# START OF Entries supplied

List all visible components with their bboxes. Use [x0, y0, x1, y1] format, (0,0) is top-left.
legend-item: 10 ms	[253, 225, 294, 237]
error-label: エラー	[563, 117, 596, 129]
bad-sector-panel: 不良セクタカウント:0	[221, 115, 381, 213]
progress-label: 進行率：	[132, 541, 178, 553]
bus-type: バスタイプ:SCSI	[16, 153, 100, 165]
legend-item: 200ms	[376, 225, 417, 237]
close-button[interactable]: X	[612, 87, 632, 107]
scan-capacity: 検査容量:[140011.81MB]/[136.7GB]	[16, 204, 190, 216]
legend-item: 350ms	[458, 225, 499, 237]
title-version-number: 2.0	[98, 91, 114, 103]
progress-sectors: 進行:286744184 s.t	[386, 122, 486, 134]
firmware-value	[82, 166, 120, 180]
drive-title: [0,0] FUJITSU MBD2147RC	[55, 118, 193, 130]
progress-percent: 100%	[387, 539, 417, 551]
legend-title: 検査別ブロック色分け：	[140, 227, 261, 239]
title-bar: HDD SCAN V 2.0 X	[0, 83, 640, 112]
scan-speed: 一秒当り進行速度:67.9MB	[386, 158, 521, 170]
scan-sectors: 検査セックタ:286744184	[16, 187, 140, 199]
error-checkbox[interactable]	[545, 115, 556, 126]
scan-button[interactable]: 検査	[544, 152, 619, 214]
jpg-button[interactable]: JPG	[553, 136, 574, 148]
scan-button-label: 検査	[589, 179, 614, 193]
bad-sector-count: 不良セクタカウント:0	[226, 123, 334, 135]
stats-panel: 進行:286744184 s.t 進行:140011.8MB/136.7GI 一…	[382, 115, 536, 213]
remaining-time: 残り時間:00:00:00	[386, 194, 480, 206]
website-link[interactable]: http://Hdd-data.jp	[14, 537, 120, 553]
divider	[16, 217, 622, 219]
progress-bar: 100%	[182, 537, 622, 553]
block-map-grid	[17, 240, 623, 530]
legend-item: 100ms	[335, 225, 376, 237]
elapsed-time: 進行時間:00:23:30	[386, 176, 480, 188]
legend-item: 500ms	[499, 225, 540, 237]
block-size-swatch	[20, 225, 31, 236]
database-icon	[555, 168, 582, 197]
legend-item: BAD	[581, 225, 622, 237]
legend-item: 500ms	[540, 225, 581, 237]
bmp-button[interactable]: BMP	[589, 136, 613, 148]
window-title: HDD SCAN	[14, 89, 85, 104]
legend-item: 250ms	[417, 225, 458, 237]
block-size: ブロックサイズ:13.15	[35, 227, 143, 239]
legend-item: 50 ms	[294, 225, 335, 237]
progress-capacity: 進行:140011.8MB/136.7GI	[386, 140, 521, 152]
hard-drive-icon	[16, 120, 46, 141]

# END OF Entries supplied
# START OF Entries supplied

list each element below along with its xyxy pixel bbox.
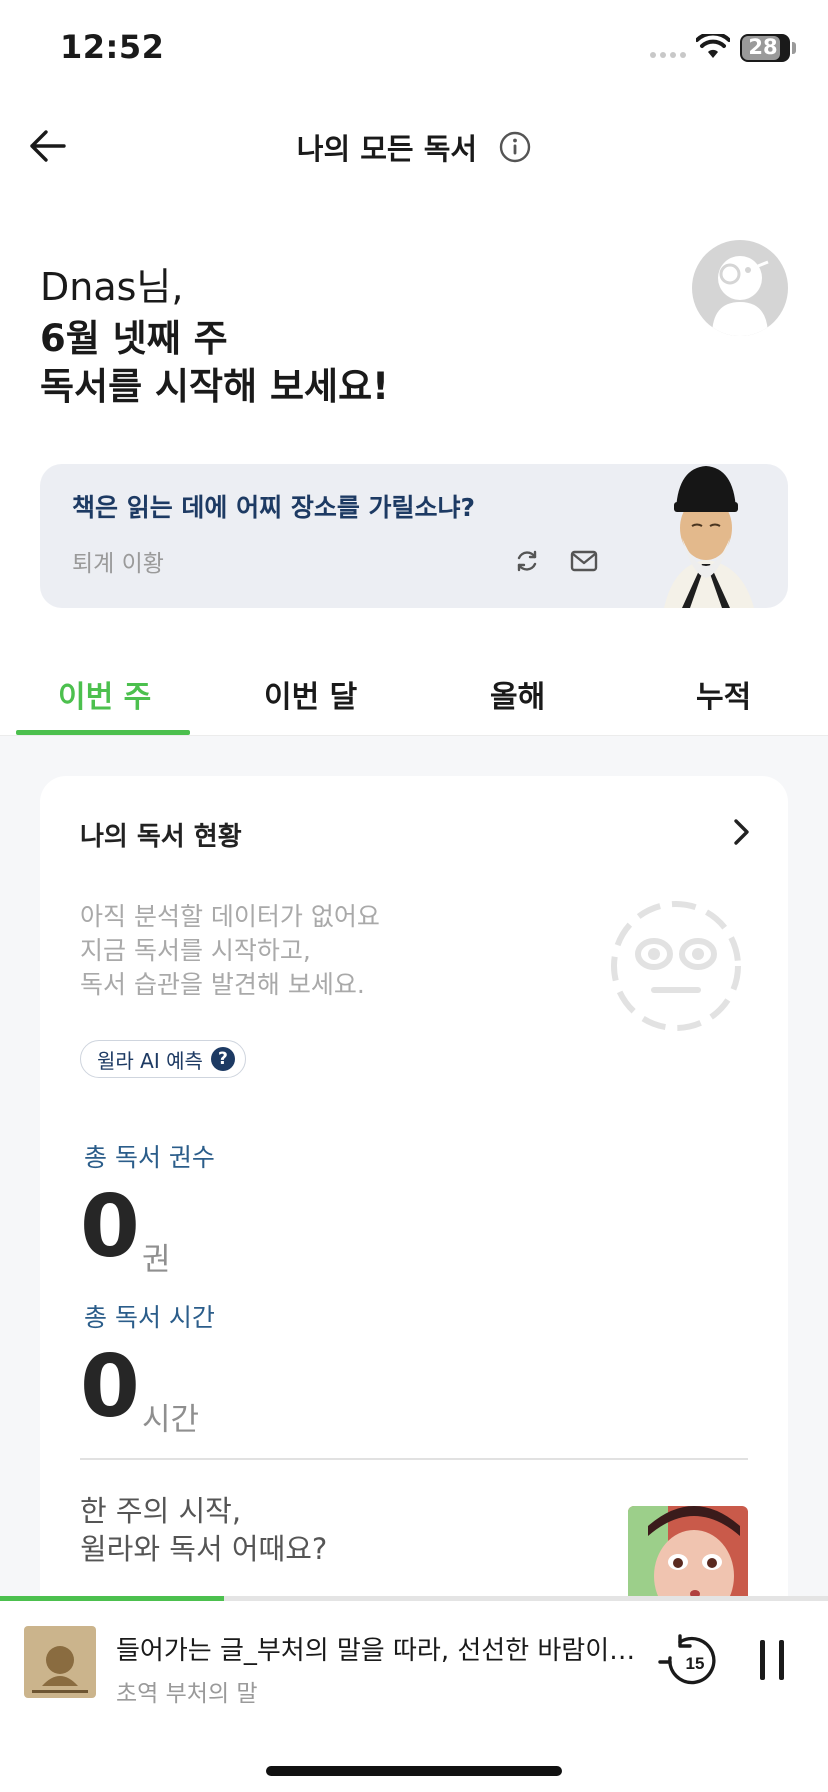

# END OF Entries supplied

Goal of the exercise —
Reproduce the data above, from the line with "List all visible" up to and including the line with "153, 100, 165]".

Result of the task —
List all visible components with their bboxes. Use [x0, y0, x1, y1] format, (0,0) is top-left.
legend-item: 10 ms	[253, 225, 294, 237]
error-label: エラー	[563, 117, 596, 129]
bad-sector-panel: 不良セクタカウント:0	[221, 115, 381, 213]
progress-label: 進行率：	[132, 541, 178, 553]
bus-type: バスタイプ:SCSI	[16, 153, 100, 165]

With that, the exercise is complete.